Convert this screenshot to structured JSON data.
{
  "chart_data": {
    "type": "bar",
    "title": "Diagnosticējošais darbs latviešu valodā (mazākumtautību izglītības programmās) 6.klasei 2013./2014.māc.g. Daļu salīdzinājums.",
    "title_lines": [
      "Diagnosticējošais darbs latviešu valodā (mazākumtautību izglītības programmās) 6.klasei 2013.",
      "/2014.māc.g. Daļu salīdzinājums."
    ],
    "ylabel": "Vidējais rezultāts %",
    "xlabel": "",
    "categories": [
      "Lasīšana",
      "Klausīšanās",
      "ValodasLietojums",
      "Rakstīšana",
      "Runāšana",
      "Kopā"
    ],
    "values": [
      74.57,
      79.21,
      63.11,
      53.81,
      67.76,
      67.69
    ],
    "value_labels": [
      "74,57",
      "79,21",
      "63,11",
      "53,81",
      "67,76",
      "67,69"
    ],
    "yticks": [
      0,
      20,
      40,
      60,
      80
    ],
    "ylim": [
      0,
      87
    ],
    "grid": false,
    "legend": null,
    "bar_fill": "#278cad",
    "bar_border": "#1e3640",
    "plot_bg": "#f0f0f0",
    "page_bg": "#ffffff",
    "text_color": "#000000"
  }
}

**Exercise aim**: Please restate the data word for word, every record included.

**Output of the exercise**:
Convert this screenshot to structured JSON data.
{
  "chart_data": {
    "type": "bar",
    "title": "Diagnosticējošais darbs latviešu valodā (mazākumtautību izglītības programmās) 6.klasei 2013./2014.māc.g. Daļu salīdzinājums.",
    "title_lines": [
      "Diagnosticējošais darbs latviešu valodā (mazākumtautību izglītības programmās) 6.klasei 2013.",
      "/2014.māc.g. Daļu salīdzinājums."
    ],
    "ylabel": "Vidējais rezultāts %",
    "xlabel": "",
    "categories": [
      "Lasīšana",
      "Klausīšanās",
      "ValodasLietojums",
      "Rakstīšana",
      "Runāšana",
      "Kopā"
    ],
    "values": [
      74.57,
      79.21,
      63.11,
      53.81,
      67.76,
      67.69
    ],
    "value_labels": [
      "74,57",
      "79,21",
      "63,11",
      "53,81",
      "67,76",
      "67,69"
    ],
    "yticks": [
      0,
      20,
      40,
      60,
      80
    ],
    "ylim": [
      0,
      87
    ],
    "grid": false,
    "legend": null,
    "bar_fill": "#278cad",
    "bar_border": "#1e3640",
    "plot_bg": "#f0f0f0",
    "page_bg": "#ffffff",
    "text_color": "#000000"
  }
}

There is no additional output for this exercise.